● **INSTRUCTIONS FOR THE TASK**:
Retype the listing that follows, word for word.

● **MATERIAL TO PROCESS**:
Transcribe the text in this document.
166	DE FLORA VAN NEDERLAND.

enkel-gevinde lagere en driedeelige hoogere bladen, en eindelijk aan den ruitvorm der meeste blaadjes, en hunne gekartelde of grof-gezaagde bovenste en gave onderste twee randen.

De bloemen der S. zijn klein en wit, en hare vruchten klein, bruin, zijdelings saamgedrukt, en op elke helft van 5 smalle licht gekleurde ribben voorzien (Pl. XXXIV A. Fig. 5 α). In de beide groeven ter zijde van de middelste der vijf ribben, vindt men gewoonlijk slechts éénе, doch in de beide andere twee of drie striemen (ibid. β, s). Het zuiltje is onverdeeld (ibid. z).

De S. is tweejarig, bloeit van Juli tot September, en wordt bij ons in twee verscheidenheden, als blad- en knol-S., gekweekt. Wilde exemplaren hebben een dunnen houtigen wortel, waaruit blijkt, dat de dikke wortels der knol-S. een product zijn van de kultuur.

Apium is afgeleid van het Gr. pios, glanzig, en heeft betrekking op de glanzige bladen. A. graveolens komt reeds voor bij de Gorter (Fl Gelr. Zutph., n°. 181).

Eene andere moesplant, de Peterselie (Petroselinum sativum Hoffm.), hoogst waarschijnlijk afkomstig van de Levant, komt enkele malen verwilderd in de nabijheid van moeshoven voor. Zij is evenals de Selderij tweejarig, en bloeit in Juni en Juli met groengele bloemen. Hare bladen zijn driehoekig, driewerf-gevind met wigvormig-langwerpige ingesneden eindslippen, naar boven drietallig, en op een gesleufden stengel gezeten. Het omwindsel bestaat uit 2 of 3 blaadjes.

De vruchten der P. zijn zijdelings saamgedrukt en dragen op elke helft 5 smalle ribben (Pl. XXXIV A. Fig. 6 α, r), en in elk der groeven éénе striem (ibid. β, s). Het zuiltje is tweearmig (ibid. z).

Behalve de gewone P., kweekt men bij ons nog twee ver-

● **TASK RESULT**:
Transcribe the text in this document.
166	DE FLORA VAN NEDERLAND.

enkel-gevinde lagere en driedeelige hoogere bladen, en eindelijk aan den ruitvorm der meeste blaadjes, en hunne gekartelde of grof-gezaagde bovenste en gave onderste twee randen.

De bloemen der S. zijn klein en wit, en hare vruchten klein, bruin, zijdelings saamgedrukt, en op elke helft van 5 smalle licht gekleurde ribben voorzien (Pl. XXXIV A. Fig. 5 α). In de beide groeven ter zijde van de middelste der vijf ribben, vindt men gewoonlijk slechts éénе, doch in de beide andere twee of drie striemen (ibid. β, s). Het zuiltje is onverdeeld (ibid. z).

De S. is tweejarig, bloeit van Juli tot September, en wordt bij ons in twee verscheidenheden, als blad- en knol-S., gekweekt. Wilde exemplaren hebben een dunnen houtigen wortel, waaruit blijkt, dat de dikke wortels der knol-S. een product zijn van de kultuur.

Apium is afgeleid van het Gr. pios, glanzig, en heeft betrekking op de glanzige bladen. A. graveolens komt reeds voor bij de Gorter (Fl Gelr. Zutph., n°. 181).

Eene andere moesplant, de Peterselie (Petroselinum sativum Hoffm.), hoogst waarschijnlijk afkomstig van de Levant, komt enkele malen verwilderd in de nabijheid van moeshoven voor. Zij is evenals de Selderij tweejarig, en bloeit in Juni en Juli met groengele bloemen. Hare bladen zijn driehoekig, driewerf-gevind met wigvormig-langwerpige ingesneden eindslippen, naar boven drietallig, en op een gesleufden stengel gezeten. Het omwindsel bestaat uit 2 of 3 blaadjes.

De vruchten der P. zijn zijdelings saamgedrukt en dragen op elke helft 5 smalle ribben (Pl. XXXIV A. Fig. 6 α, r), en in elk der groeven éénе striem (ibid. β, s). Het zuiltje is tweearmig (ibid. z).

Behalve de gewone P., kweekt men bij ons nog twee ver-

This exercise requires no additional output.